------ Exercise input

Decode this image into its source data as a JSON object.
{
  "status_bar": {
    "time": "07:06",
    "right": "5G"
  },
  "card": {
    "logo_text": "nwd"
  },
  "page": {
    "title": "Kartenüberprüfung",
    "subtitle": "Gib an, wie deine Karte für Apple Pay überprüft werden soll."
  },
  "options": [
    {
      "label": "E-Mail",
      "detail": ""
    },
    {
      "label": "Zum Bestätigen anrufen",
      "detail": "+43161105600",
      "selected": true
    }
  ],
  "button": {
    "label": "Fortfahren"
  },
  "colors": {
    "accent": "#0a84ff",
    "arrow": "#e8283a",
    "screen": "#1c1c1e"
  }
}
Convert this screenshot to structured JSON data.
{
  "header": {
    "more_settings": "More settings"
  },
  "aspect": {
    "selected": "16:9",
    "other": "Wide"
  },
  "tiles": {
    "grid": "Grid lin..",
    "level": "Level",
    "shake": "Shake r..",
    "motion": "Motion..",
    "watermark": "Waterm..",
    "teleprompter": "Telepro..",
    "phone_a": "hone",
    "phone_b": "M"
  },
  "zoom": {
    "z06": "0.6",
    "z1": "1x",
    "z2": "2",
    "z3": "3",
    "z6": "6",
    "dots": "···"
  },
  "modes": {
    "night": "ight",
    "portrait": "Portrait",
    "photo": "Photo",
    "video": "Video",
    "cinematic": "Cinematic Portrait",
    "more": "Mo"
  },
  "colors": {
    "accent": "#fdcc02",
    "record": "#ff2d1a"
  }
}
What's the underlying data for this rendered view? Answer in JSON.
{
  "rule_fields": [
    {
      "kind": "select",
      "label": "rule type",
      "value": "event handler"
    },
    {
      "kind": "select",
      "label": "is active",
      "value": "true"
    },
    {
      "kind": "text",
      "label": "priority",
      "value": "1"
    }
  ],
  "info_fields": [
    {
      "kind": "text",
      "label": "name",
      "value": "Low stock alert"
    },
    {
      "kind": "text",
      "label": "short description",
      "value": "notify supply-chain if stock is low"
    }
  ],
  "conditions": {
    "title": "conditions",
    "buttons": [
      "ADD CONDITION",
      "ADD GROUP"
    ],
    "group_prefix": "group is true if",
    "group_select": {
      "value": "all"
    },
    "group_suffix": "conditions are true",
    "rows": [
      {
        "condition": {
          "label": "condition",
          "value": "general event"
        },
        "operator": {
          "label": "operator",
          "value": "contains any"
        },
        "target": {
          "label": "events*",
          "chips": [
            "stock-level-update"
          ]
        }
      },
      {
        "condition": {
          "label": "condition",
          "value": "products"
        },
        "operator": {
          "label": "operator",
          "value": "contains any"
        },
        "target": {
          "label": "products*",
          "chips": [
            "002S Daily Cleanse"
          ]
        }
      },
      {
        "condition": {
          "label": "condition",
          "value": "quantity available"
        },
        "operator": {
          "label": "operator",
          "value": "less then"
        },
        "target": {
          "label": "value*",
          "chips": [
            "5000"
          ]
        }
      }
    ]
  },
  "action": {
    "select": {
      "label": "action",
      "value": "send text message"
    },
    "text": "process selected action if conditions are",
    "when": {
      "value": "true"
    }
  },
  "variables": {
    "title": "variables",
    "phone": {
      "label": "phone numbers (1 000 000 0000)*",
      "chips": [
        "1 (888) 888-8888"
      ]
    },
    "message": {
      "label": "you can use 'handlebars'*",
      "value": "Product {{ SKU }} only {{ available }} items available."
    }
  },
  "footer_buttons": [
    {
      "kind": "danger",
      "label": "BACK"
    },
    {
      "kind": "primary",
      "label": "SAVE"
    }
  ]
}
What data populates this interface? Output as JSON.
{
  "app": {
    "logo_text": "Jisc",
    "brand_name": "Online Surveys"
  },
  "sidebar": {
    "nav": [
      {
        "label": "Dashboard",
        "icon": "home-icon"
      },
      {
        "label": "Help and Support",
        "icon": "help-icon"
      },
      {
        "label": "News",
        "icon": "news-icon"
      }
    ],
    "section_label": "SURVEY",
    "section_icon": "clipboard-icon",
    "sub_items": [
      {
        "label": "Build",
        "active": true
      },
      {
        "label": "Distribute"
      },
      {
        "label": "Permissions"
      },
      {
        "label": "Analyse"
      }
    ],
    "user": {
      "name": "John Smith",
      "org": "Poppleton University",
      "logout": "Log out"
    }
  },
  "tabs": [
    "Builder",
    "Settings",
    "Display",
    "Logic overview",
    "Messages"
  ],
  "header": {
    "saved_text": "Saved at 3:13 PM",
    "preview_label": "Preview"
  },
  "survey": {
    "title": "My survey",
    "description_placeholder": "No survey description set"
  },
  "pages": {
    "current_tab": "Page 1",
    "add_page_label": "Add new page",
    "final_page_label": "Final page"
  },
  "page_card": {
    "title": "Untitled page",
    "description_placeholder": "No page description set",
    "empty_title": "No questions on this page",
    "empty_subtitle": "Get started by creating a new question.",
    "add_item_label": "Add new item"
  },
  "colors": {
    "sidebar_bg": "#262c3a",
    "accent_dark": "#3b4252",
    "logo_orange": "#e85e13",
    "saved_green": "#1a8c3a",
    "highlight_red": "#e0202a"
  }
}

------------

*Instructions to follow:* Make an exact copy of the records.

*Completed exercise:*
Decode this image into its source data as a JSON object.
{
  "status_bar": {
    "time": "07:06",
    "right": "5G"
  },
  "card": {
    "logo_text": "nwd"
  },
  "page": {
    "title": "Kartenüberprüfung",
    "subtitle": "Gib an, wie deine Karte für Apple Pay überprüft werden soll."
  },
  "options": [
    {
      "label": "E-Mail",
      "detail": ""
    },
    {
      "label": "Zum Bestätigen anrufen",
      "detail": "+43161105600",
      "selected": true
    }
  ],
  "button": {
    "label": "Fortfahren"
  },
  "colors": {
    "accent": "#0a84ff",
    "arrow": "#e8283a",
    "screen": "#1c1c1e"
  }
}
Convert this screenshot to structured JSON data.
{
  "header": {
    "more_settings": "More settings"
  },
  "aspect": {
    "selected": "16:9",
    "other": "Wide"
  },
  "tiles": {
    "grid": "Grid lin..",
    "level": "Level",
    "shake": "Shake r..",
    "motion": "Motion..",
    "watermark": "Waterm..",
    "teleprompter": "Telepro..",
    "phone_a": "hone",
    "phone_b": "M"
  },
  "zoom": {
    "z06": "0.6",
    "z1": "1x",
    "z2": "2",
    "z3": "3",
    "z6": "6",
    "dots": "···"
  },
  "modes": {
    "night": "ight",
    "portrait": "Portrait",
    "photo": "Photo",
    "video": "Video",
    "cinematic": "Cinematic Portrait",
    "more": "Mo"
  },
  "colors": {
    "accent": "#fdcc02",
    "record": "#ff2d1a"
  }
}
What's the underlying data for this rendered view? Answer in JSON.
{
  "rule_fields": [
    {
      "kind": "select",
      "label": "rule type",
      "value": "event handler"
    },
    {
      "kind": "select",
      "label": "is active",
      "value": "true"
    },
    {
      "kind": "text",
      "label": "priority",
      "value": "1"
    }
  ],
  "info_fields": [
    {
      "kind": "text",
      "label": "name",
      "value": "Low stock alert"
    },
    {
      "kind": "text",
      "label": "short description",
      "value": "notify supply-chain if stock is low"
    }
  ],
  "conditions": {
    "title": "conditions",
    "buttons": [
      "ADD CONDITION",
      "ADD GROUP"
    ],
    "group_prefix": "group is true if",
    "group_select": {
      "value": "all"
    },
    "group_suffix": "conditions are true",
    "rows": [
      {
        "condition": {
          "label": "condition",
          "value": "general event"
        },
        "operator": {
          "label": "operator",
          "value": "contains any"
        },
        "target": {
          "label": "events*",
          "chips": [
            "stock-level-update"
          ]
        }
      },
      {
        "condition": {
          "label": "condition",
          "value": "products"
        },
        "operator": {
          "label": "operator",
          "value": "contains any"
        },
        "target": {
          "label": "products*",
          "chips": [
            "002S Daily Cleanse"
          ]
        }
      },
      {
        "condition": {
          "label": "condition",
          "value": "quantity available"
        },
        "operator": {
          "label": "operator",
          "value": "less then"
        },
        "target": {
          "label": "value*",
          "chips": [
            "5000"
          ]
        }
      }
    ]
  },
  "action": {
    "select": {
      "label": "action",
      "value": "send text message"
    },
    "text": "process selected action if conditions are",
    "when": {
      "value": "true"
    }
  },
  "variables": {
    "title": "variables",
    "phone": {
      "label": "phone numbers (1 000 000 0000)*",
      "chips": [
        "1 (888) 888-8888"
      ]
    },
    "message": {
      "label": "you can use 'handlebars'*",
      "value": "Product {{ SKU }} only {{ available }} items available."
    }
  },
  "footer_buttons": [
    {
      "kind": "danger",
      "label": "BACK"
    },
    {
      "kind": "primary",
      "label": "SAVE"
    }
  ]
}
What data populates this interface? Output as JSON.
{
  "app": {
    "logo_text": "Jisc",
    "brand_name": "Online Surveys"
  },
  "sidebar": {
    "nav": [
      {
        "label": "Dashboard",
        "icon": "home-icon"
      },
      {
        "label": "Help and Support",
        "icon": "help-icon"
      },
      {
        "label": "News",
        "icon": "news-icon"
      }
    ],
    "section_label": "SURVEY",
    "section_icon": "clipboard-icon",
    "sub_items": [
      {
        "label": "Build",
        "active": true
      },
      {
        "label": "Distribute"
      },
      {
        "label": "Permissions"
      },
      {
        "label": "Analyse"
      }
    ],
    "user": {
      "name": "John Smith",
      "org": "Poppleton University",
      "logout": "Log out"
    }
  },
  "tabs": [
    "Builder",
    "Settings",
    "Display",
    "Logic overview",
    "Messages"
  ],
  "header": {
    "saved_text": "Saved at 3:13 PM",
    "preview_label": "Preview"
  },
  "survey": {
    "title": "My survey",
    "description_placeholder": "No survey description set"
  },
  "pages": {
    "current_tab": "Page 1",
    "add_page_label": "Add new page",
    "final_page_label": "Final page"
  },
  "page_card": {
    "title": "Untitled page",
    "description_placeholder": "No page description set",
    "empty_title": "No questions on this page",
    "empty_subtitle": "Get started by creating a new question.",
    "add_item_label": "Add new item"
  },
  "colors": {
    "sidebar_bg": "#262c3a",
    "accent_dark": "#3b4252",
    "logo_orange": "#e85e13",
    "saved_green": "#1a8c3a",
    "highlight_red": "#e0202a"
  }
}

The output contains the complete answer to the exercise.